→ **MATERIAL FOR THIS TASK**:
--- Begin ---
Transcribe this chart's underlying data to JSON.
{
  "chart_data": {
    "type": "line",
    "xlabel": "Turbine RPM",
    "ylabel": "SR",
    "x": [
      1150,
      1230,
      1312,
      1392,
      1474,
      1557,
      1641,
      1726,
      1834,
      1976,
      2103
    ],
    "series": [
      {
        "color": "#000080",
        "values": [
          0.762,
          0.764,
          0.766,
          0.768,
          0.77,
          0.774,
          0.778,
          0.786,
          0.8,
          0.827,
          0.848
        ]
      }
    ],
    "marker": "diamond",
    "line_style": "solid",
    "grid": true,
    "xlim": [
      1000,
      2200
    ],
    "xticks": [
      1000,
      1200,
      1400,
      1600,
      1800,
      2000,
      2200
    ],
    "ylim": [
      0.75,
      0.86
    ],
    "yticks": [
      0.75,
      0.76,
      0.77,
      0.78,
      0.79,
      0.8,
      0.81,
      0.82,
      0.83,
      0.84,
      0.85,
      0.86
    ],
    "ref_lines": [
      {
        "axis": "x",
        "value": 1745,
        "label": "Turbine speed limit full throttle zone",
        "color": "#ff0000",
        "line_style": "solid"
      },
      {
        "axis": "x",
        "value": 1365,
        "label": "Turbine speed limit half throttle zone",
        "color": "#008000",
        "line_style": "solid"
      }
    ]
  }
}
--- End ---
→ **PROBLEM**:
From the records above, pull out each line that has "zone".

→ **THE REPLY**:
        "label": "Turbine speed limit full throttle zone",
        "label": "Turbine speed limit half throttle zone",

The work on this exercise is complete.